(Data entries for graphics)
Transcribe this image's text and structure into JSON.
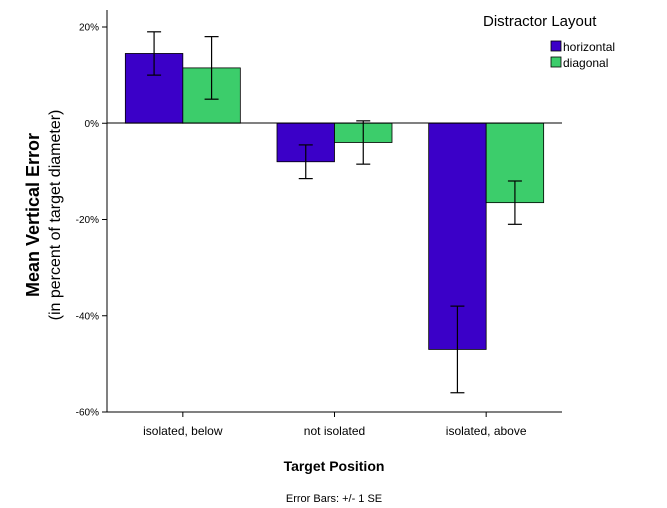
{
  "chart_data": {
    "type": "bar",
    "categories": [
      "isolated, below",
      "not isolated",
      "isolated, above"
    ],
    "series": [
      {
        "name": "horizontal",
        "color": "#3b00c8",
        "values": [
          14.5,
          -8,
          -47
        ],
        "error": [
          4.5,
          3.5,
          9
        ]
      },
      {
        "name": "diagonal",
        "color": "#3ccd6b",
        "values": [
          11.5,
          -4,
          -16.5
        ],
        "error": [
          6.5,
          4.5,
          4.5
        ]
      }
    ],
    "ylim": [
      -60,
      20
    ],
    "yticks": [
      20,
      0,
      -20,
      -40,
      -60
    ],
    "ytick_labels": [
      "20%",
      "0%",
      "-20%",
      "-40%",
      "-60%"
    ],
    "xlabel": "Target Position",
    "ylabel": "Mean Vertical Error",
    "ylabel_sub": "(in percent of target diameter)",
    "legend_title": "Distractor Layout",
    "legend_position": "top-right",
    "footnote": "Error Bars: +/- 1 SE",
    "grid": false
  }
}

▶ _WHAT TO PRODUCE_
Your task is to gather every line with the word "isolated" and copy it.

▶ _TASK OUTPUT_
      "isolated, below",
      "not isolated",
      "isolated, above"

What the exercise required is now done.